* Instructions for the task
Check the listing below line by line and report how many lines hold "this", with no other words.

-- begin Data entries --

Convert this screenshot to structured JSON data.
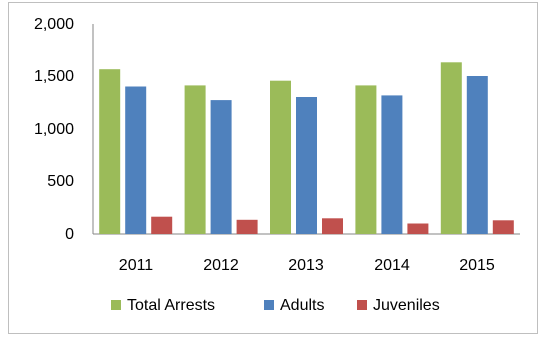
{
  "chart_data": {
    "type": "bar",
    "categories": [
      "2011",
      "2012",
      "2013",
      "2014",
      "2015"
    ],
    "series": [
      {
        "name": "Total Arrests",
        "color": "#9BBB59",
        "values": [
          1570,
          1415,
          1460,
          1415,
          1635
        ]
      },
      {
        "name": "Adults",
        "color": "#4F81BD",
        "values": [
          1405,
          1275,
          1305,
          1320,
          1505
        ]
      },
      {
        "name": "Juveniles",
        "color": "#C0504D",
        "values": [
          165,
          135,
          150,
          100,
          130
        ]
      }
    ],
    "yticks": [
      "0",
      "500",
      "1,000",
      "1,500",
      "2,000"
    ],
    "ylim": [
      0,
      2000
    ],
    "grid": false,
    "legend_position": "bottom"
  }
}
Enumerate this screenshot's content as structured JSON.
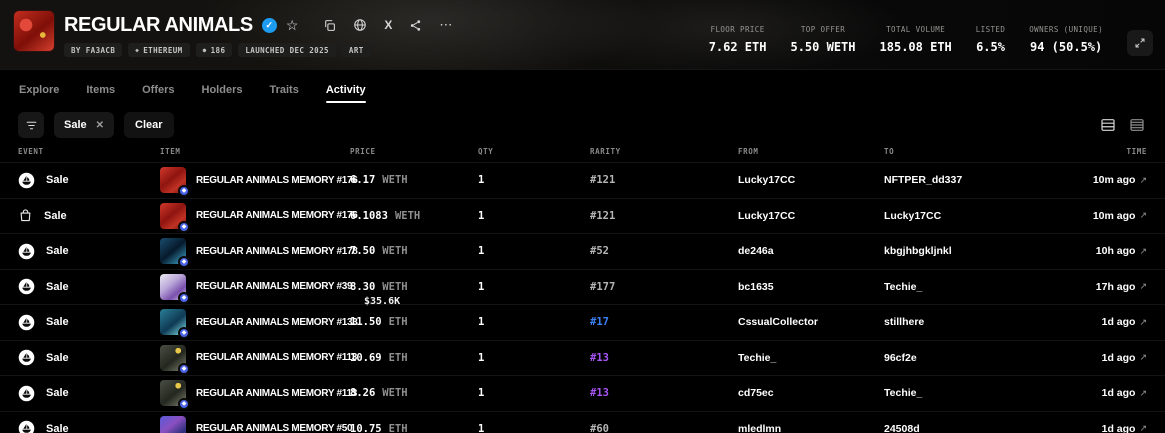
{
  "header": {
    "title": "REGULAR ANIMALS",
    "avatar_bg": "radial-gradient(circle at 30% 35%, #e3493a 0%, #e3493a 16%, rgba(0,0,0,0) 17%), radial-gradient(circle at 72% 60%, #e8b83a 0%, #e8b83a 7%, rgba(0,0,0,0) 8%), linear-gradient(140deg, #c22d1f 0%, #7e0f08 55%, #d4402e 100%)",
    "badges": [
      {
        "label": "BY FA3ACB",
        "icon": ""
      },
      {
        "label": "ETHEREUM",
        "icon": "eth-diamond"
      },
      {
        "label": "186",
        "icon": "supply-dot"
      },
      {
        "label": "LAUNCHED DEC 2025",
        "icon": ""
      },
      {
        "label": "ART",
        "icon": ""
      }
    ],
    "stats": [
      {
        "label": "FLOOR PRICE",
        "value": "7.62 ETH"
      },
      {
        "label": "TOP OFFER",
        "value": "5.50 WETH"
      },
      {
        "label": "TOTAL VOLUME",
        "value": "185.08 ETH"
      },
      {
        "label": "LISTED",
        "value": "6.5%"
      },
      {
        "label": "OWNERS (UNIQUE)",
        "value": "94 (50.5%)"
      }
    ]
  },
  "icons": {
    "verified_check": "✓",
    "star": "☆",
    "more": "⋯",
    "close": "✕",
    "external_arrow": "↗",
    "x_logo": "X",
    "eth_diamond": "◆",
    "supply_dot": "●"
  },
  "tabs": {
    "active": "Activity",
    "items": [
      {
        "label": "Explore"
      },
      {
        "label": "Items"
      },
      {
        "label": "Offers"
      },
      {
        "label": "Holders"
      },
      {
        "label": "Traits"
      },
      {
        "label": "Activity"
      }
    ]
  },
  "filters": {
    "chip_label": "Sale",
    "clear_label": "Clear"
  },
  "table": {
    "headers": [
      "EVENT",
      "ITEM",
      "PRICE",
      "QTY",
      "RARITY",
      "FROM",
      "TO",
      "TIME"
    ],
    "rows": [
      {
        "event": "Sale",
        "event_icon": "opensea-logo",
        "item": "REGULAR ANIMALS MEMORY #176",
        "price_value": "6.17",
        "price_currency": "WETH",
        "price_usd": "",
        "qty": "1",
        "rarity": "#121",
        "rarity_color": "#b5b5b5",
        "from": "Lucky17CC",
        "to": "NFTPER_dd337",
        "time": "10m ago",
        "thumb_bg": "linear-gradient(140deg, #d0392b 0%, #8f1410 45%, #c03224 72%, #6f0d08 100%)"
      },
      {
        "event": "Sale",
        "event_icon": "shopping-bag",
        "item": "REGULAR ANIMALS MEMORY #176",
        "price_value": "6.1083",
        "price_currency": "WETH",
        "price_usd": "",
        "qty": "1",
        "rarity": "#121",
        "rarity_color": "#b5b5b5",
        "from": "Lucky17CC",
        "to": "Lucky17CC",
        "time": "10m ago",
        "thumb_bg": "linear-gradient(140deg, #d0392b 0%, #8f1410 45%, #c03224 72%, #6f0d08 100%)"
      },
      {
        "event": "Sale",
        "event_icon": "opensea-logo",
        "item": "REGULAR ANIMALS MEMORY #178",
        "price_value": "7.50",
        "price_currency": "WETH",
        "price_usd": "",
        "qty": "1",
        "rarity": "#52",
        "rarity_color": "#b5b5b5",
        "from": "de246a",
        "to": "kbgjhbgkljnkl",
        "time": "10h ago",
        "thumb_bg": "linear-gradient(140deg, #1a4d6e 0%, #061a2c 50%, #2f7fa0 85%, #0c2b44 100%)"
      },
      {
        "event": "Sale",
        "event_icon": "opensea-logo",
        "item": "REGULAR ANIMALS MEMORY #39",
        "price_value": "8.30",
        "price_currency": "WETH",
        "price_usd": "$35.6K",
        "qty": "1",
        "rarity": "#177",
        "rarity_color": "#b5b5b5",
        "from": "bc1635",
        "to": "Techie_",
        "time": "17h ago",
        "thumb_bg": "linear-gradient(140deg, #ece9f2 0%, #b9a7d8 40%, #7a4fae 70%, #d8d4e4 100%)"
      },
      {
        "event": "Sale",
        "event_icon": "opensea-logo",
        "item": "REGULAR ANIMALS MEMORY #133",
        "price_value": "11.50",
        "price_currency": "ETH",
        "price_usd": "",
        "qty": "1",
        "rarity": "#17",
        "rarity_color": "#3b82f6",
        "from": "CssualCollector",
        "to": "stillhere",
        "time": "1d ago",
        "thumb_bg": "linear-gradient(140deg, #2a7f96 0%, #0f3a55 55%, #67c1c9 90%)"
      },
      {
        "event": "Sale",
        "event_icon": "opensea-logo",
        "item": "REGULAR ANIMALS MEMORY #113",
        "price_value": "10.69",
        "price_currency": "ETH",
        "price_usd": "",
        "qty": "1",
        "rarity": "#13",
        "rarity_color": "#a855f7",
        "from": "Techie_",
        "to": "96cf2e",
        "time": "1d ago",
        "thumb_bg": "radial-gradient(circle at 70% 22%, #e8c84a 0%, #e8c84a 10%, rgba(0,0,0,0) 11%), linear-gradient(140deg, #4a4f44 0%, #23271f 55%, #6b705e 90%)"
      },
      {
        "event": "Sale",
        "event_icon": "opensea-logo",
        "item": "REGULAR ANIMALS MEMORY #113",
        "price_value": "8.26",
        "price_currency": "WETH",
        "price_usd": "",
        "qty": "1",
        "rarity": "#13",
        "rarity_color": "#a855f7",
        "from": "cd75ec",
        "to": "Techie_",
        "time": "1d ago",
        "thumb_bg": "radial-gradient(circle at 70% 22%, #e8c84a 0%, #e8c84a 10%, rgba(0,0,0,0) 11%), linear-gradient(140deg, #4a4f44 0%, #23271f 55%, #6b705e 90%)"
      },
      {
        "event": "Sale",
        "event_icon": "opensea-logo",
        "item": "REGULAR ANIMALS MEMORY #50",
        "price_value": "10.75",
        "price_currency": "ETH",
        "price_usd": "",
        "qty": "1",
        "rarity": "#60",
        "rarity_color": "#b5b5b5",
        "from": "mledlmn",
        "to": "24508d",
        "time": "1d ago",
        "thumb_bg": "linear-gradient(140deg, #5a5bd8 0%, #8a4fc0 40%, #2a2f7a 75%, #c06ad0 100%)"
      }
    ]
  },
  "colors": {
    "verified_blue": "#1d9bf0",
    "eth_badge_blue": "#4a63e7",
    "rarity_blue": "#3b82f6",
    "rarity_purple": "#a855f7"
  }
}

-- end Data entries --

* Expected answer
2